▽

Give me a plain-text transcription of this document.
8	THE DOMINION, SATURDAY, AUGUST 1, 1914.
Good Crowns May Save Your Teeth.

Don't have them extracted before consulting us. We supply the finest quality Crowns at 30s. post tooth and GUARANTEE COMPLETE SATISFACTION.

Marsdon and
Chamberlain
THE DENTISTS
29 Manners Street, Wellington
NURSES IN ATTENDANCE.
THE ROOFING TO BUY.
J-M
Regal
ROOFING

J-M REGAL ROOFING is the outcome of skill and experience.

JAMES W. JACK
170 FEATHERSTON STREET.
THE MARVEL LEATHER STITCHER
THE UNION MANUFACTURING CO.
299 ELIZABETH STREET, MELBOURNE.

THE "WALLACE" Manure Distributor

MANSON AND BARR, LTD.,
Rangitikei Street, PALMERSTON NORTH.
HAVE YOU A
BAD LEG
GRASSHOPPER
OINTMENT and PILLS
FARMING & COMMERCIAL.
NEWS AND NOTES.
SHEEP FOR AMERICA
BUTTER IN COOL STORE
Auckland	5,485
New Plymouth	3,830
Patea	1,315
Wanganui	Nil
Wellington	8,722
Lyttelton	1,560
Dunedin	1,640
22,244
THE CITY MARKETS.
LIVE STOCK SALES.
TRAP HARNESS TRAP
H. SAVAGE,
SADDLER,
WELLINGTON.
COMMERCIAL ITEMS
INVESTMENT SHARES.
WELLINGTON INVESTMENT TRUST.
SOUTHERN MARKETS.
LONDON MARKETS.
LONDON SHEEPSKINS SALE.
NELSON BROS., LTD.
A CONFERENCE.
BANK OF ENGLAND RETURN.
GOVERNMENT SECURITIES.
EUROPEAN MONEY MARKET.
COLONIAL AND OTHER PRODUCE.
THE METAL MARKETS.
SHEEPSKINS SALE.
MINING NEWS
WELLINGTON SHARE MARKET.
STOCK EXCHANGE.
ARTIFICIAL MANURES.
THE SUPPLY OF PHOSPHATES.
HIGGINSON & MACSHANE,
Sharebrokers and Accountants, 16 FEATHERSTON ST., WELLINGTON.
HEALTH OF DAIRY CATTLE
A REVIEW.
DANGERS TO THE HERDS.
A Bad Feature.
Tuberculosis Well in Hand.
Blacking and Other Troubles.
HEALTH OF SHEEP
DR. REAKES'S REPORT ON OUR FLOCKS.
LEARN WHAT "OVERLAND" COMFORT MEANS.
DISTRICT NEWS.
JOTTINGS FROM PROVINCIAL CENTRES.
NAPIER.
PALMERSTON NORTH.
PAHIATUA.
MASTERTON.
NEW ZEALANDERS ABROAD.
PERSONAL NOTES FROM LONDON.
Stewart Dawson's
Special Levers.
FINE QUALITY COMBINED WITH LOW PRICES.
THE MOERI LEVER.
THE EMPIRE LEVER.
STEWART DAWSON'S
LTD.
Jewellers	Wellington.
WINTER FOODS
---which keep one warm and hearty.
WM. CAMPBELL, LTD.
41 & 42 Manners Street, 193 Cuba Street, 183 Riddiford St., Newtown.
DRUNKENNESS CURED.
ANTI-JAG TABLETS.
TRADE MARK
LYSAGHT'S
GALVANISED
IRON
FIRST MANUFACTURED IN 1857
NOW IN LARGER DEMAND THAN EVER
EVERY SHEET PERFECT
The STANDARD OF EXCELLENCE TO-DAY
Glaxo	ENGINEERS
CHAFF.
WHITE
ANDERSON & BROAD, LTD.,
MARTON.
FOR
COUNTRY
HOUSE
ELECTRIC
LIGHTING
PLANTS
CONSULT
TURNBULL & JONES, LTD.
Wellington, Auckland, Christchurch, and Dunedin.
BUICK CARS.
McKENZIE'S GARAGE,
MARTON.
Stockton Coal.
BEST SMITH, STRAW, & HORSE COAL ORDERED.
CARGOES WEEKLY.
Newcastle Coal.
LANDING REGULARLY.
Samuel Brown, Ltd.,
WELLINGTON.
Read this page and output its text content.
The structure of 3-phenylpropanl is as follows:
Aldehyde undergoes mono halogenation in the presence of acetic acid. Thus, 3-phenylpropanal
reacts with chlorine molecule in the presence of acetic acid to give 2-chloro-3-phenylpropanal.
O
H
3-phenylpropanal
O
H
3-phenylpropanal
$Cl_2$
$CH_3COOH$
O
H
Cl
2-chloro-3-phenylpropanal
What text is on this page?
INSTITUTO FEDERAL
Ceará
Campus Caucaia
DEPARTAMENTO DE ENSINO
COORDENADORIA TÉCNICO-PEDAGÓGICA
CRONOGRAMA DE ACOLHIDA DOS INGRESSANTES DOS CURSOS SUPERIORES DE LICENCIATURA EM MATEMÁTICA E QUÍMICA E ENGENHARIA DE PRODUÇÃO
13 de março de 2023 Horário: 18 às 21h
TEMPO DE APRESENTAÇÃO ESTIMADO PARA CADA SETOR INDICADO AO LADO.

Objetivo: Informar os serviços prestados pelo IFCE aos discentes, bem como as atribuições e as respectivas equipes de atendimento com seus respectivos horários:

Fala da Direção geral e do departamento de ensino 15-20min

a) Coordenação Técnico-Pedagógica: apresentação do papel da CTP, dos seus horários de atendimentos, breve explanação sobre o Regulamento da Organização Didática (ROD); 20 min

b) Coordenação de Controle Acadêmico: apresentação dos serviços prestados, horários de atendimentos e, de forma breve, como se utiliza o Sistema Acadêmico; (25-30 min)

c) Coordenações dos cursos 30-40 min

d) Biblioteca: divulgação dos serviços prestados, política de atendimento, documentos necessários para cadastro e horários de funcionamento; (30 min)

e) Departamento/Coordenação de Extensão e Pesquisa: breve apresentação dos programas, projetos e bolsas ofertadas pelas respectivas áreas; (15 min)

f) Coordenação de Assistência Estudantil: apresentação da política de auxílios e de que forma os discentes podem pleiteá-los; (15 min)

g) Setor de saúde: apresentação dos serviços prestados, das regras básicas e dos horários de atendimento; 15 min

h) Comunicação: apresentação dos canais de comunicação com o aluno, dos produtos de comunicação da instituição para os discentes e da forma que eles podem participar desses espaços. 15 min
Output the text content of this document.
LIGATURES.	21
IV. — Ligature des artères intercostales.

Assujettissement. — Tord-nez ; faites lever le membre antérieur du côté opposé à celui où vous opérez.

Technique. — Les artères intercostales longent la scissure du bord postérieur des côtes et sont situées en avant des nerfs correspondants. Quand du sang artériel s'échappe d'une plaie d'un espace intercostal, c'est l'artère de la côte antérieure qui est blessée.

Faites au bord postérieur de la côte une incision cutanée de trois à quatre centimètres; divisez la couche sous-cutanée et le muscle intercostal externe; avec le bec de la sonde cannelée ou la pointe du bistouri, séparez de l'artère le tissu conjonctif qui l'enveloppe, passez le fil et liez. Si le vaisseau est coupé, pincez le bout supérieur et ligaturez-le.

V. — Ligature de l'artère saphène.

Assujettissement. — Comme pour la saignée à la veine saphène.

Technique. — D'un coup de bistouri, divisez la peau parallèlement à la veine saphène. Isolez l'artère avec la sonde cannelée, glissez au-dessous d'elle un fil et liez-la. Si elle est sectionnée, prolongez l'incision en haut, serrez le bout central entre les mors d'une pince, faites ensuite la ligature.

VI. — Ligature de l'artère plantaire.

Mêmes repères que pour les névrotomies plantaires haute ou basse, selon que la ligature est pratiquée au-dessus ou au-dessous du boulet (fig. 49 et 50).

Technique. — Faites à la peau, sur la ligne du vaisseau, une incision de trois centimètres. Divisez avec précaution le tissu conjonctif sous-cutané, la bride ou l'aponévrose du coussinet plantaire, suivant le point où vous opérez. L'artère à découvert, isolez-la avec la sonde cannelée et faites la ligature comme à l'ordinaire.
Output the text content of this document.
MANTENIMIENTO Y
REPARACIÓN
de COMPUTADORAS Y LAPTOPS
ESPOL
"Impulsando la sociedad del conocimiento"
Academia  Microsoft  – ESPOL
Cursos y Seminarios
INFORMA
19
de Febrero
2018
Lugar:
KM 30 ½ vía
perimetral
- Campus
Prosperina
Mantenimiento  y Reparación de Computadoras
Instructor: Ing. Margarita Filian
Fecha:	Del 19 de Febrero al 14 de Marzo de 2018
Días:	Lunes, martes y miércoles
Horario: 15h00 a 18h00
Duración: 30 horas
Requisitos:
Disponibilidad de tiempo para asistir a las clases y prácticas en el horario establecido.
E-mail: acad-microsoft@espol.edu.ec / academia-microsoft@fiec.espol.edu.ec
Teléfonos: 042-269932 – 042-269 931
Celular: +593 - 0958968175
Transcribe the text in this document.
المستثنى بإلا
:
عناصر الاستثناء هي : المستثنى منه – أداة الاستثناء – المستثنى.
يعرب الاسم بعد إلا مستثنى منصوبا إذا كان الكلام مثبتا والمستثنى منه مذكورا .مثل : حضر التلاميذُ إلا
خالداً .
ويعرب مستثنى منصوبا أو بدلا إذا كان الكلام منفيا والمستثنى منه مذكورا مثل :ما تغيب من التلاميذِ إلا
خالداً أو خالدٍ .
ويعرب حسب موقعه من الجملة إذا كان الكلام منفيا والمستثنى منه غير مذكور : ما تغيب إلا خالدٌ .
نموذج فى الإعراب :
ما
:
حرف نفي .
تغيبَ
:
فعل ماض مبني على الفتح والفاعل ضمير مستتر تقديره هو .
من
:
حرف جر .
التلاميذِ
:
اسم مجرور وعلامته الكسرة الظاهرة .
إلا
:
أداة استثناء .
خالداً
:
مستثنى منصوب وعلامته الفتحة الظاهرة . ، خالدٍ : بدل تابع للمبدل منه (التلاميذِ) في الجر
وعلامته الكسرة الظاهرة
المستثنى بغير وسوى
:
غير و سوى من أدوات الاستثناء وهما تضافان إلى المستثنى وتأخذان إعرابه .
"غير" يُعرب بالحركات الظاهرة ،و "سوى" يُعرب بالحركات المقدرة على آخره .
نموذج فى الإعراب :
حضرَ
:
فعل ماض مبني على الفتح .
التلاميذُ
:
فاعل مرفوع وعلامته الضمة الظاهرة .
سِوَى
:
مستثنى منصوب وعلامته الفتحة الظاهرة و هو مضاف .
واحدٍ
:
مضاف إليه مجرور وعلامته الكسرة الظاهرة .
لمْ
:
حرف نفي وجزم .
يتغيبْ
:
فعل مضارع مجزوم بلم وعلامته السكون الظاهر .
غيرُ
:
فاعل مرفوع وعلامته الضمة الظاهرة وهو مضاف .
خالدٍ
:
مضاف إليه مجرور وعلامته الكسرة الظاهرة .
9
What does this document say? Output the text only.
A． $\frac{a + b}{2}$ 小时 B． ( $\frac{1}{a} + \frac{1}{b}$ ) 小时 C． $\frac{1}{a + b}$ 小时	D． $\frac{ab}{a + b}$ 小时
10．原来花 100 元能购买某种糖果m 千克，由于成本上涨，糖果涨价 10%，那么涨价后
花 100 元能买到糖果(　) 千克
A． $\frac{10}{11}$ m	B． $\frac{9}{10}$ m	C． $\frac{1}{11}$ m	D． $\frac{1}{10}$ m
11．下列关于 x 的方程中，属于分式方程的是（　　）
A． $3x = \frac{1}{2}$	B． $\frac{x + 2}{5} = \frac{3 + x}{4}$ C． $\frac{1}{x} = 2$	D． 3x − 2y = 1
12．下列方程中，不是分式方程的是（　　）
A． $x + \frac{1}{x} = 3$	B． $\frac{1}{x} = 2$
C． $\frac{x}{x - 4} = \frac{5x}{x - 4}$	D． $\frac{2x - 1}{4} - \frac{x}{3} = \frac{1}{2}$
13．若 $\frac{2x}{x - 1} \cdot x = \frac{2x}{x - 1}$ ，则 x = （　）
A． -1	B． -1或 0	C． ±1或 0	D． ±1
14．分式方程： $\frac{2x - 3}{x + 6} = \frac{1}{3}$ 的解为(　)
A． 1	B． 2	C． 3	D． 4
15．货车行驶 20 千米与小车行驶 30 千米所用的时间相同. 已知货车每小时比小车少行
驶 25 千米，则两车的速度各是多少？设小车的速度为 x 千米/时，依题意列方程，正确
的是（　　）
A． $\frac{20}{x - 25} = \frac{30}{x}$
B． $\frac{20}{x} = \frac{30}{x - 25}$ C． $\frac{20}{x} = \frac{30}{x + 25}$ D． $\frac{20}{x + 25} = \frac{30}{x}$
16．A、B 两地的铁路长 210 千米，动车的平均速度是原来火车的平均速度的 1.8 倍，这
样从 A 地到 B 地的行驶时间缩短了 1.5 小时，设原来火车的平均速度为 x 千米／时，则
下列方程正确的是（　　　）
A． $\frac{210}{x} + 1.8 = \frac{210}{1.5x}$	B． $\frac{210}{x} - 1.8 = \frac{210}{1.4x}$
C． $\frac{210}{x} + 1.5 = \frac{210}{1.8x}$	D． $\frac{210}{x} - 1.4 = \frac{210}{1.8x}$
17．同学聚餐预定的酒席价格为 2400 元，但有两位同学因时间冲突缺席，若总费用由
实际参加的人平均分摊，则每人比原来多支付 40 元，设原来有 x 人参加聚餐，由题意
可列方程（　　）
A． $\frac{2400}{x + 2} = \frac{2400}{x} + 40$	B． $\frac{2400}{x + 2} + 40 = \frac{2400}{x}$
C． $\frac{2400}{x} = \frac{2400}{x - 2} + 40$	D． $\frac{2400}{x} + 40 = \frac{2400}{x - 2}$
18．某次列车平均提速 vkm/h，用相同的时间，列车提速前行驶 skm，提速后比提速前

△

PROBLEM – Return every line holding the word "chloro" from the records.

SOLUTION TO THIS EXERCISE –
reacts with chlorine molecule in the presence of acetic acid to give 2-chloro-3-phenylpropanal.
2-chloro-3-phenylpropanal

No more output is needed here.